▶ EXERCISE PROMPT
Restate all of the data exactly.

====

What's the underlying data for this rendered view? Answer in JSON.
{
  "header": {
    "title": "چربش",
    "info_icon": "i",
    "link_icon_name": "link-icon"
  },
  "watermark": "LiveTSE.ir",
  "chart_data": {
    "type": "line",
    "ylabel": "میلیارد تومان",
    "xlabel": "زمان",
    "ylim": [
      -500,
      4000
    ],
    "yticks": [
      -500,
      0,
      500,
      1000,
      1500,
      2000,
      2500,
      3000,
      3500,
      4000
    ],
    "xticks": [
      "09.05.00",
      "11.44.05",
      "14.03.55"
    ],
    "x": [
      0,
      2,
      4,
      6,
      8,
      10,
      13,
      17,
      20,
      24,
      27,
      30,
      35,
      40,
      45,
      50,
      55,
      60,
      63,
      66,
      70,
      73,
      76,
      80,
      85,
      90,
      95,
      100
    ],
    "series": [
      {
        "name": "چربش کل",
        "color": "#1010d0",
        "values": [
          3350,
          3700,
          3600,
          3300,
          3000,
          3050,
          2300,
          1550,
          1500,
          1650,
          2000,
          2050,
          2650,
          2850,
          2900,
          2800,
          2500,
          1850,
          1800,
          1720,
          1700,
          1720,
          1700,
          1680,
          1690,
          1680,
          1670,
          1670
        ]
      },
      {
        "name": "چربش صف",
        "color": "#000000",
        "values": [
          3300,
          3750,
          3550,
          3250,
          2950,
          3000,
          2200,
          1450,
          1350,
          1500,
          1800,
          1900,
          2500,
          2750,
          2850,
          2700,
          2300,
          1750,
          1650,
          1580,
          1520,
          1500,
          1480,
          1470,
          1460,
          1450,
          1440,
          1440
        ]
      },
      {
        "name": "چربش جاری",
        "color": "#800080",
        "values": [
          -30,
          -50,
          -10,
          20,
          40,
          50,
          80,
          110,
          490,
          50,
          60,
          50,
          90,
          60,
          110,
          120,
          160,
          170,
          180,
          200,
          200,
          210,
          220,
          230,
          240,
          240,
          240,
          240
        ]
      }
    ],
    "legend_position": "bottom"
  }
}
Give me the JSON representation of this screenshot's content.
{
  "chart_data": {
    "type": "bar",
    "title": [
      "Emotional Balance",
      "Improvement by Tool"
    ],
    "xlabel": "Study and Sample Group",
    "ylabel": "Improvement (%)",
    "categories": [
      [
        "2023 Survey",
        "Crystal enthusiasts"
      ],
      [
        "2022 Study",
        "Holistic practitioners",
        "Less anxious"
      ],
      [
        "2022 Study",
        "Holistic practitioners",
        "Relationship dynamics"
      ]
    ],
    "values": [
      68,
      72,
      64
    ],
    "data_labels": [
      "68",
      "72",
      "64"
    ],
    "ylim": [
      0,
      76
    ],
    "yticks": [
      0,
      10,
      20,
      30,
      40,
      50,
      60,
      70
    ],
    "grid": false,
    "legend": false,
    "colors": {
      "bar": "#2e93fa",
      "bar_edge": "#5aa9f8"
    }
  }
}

====

▶ EXERCISE RESULT
What's the underlying data for this rendered view? Answer in JSON.
{
  "header": {
    "title": "چربش",
    "info_icon": "i",
    "link_icon_name": "link-icon"
  },
  "watermark": "LiveTSE.ir",
  "chart_data": {
    "type": "line",
    "ylabel": "میلیارد تومان",
    "xlabel": "زمان",
    "ylim": [
      -500,
      4000
    ],
    "yticks": [
      -500,
      0,
      500,
      1000,
      1500,
      2000,
      2500,
      3000,
      3500,
      4000
    ],
    "xticks": [
      "09.05.00",
      "11.44.05",
      "14.03.55"
    ],
    "x": [
      0,
      2,
      4,
      6,
      8,
      10,
      13,
      17,
      20,
      24,
      27,
      30,
      35,
      40,
      45,
      50,
      55,
      60,
      63,
      66,
      70,
      73,
      76,
      80,
      85,
      90,
      95,
      100
    ],
    "series": [
      {
        "name": "چربش کل",
        "color": "#1010d0",
        "values": [
          3350,
          3700,
          3600,
          3300,
          3000,
          3050,
          2300,
          1550,
          1500,
          1650,
          2000,
          2050,
          2650,
          2850,
          2900,
          2800,
          2500,
          1850,
          1800,
          1720,
          1700,
          1720,
          1700,
          1680,
          1690,
          1680,
          1670,
          1670
        ]
      },
      {
        "name": "چربش صف",
        "color": "#000000",
        "values": [
          3300,
          3750,
          3550,
          3250,
          2950,
          3000,
          2200,
          1450,
          1350,
          1500,
          1800,
          1900,
          2500,
          2750,
          2850,
          2700,
          2300,
          1750,
          1650,
          1580,
          1520,
          1500,
          1480,
          1470,
          1460,
          1450,
          1440,
          1440
        ]
      },
      {
        "name": "چربش جاری",
        "color": "#800080",
        "values": [
          -30,
          -50,
          -10,
          20,
          40,
          50,
          80,
          110,
          490,
          50,
          60,
          50,
          90,
          60,
          110,
          120,
          160,
          170,
          180,
          200,
          200,
          210,
          220,
          230,
          240,
          240,
          240,
          240
        ]
      }
    ],
    "legend_position": "bottom"
  }
}
Give me the JSON representation of this screenshot's content.
{
  "chart_data": {
    "type": "bar",
    "title": [
      "Emotional Balance",
      "Improvement by Tool"
    ],
    "xlabel": "Study and Sample Group",
    "ylabel": "Improvement (%)",
    "categories": [
      [
        "2023 Survey",
        "Crystal enthusiasts"
      ],
      [
        "2022 Study",
        "Holistic practitioners",
        "Less anxious"
      ],
      [
        "2022 Study",
        "Holistic practitioners",
        "Relationship dynamics"
      ]
    ],
    "values": [
      68,
      72,
      64
    ],
    "data_labels": [
      "68",
      "72",
      "64"
    ],
    "ylim": [
      0,
      76
    ],
    "yticks": [
      0,
      10,
      20,
      30,
      40,
      50,
      60,
      70
    ],
    "grid": false,
    "legend": false,
    "colors": {
      "bar": "#2e93fa",
      "bar_edge": "#5aa9f8"
    }
  }
}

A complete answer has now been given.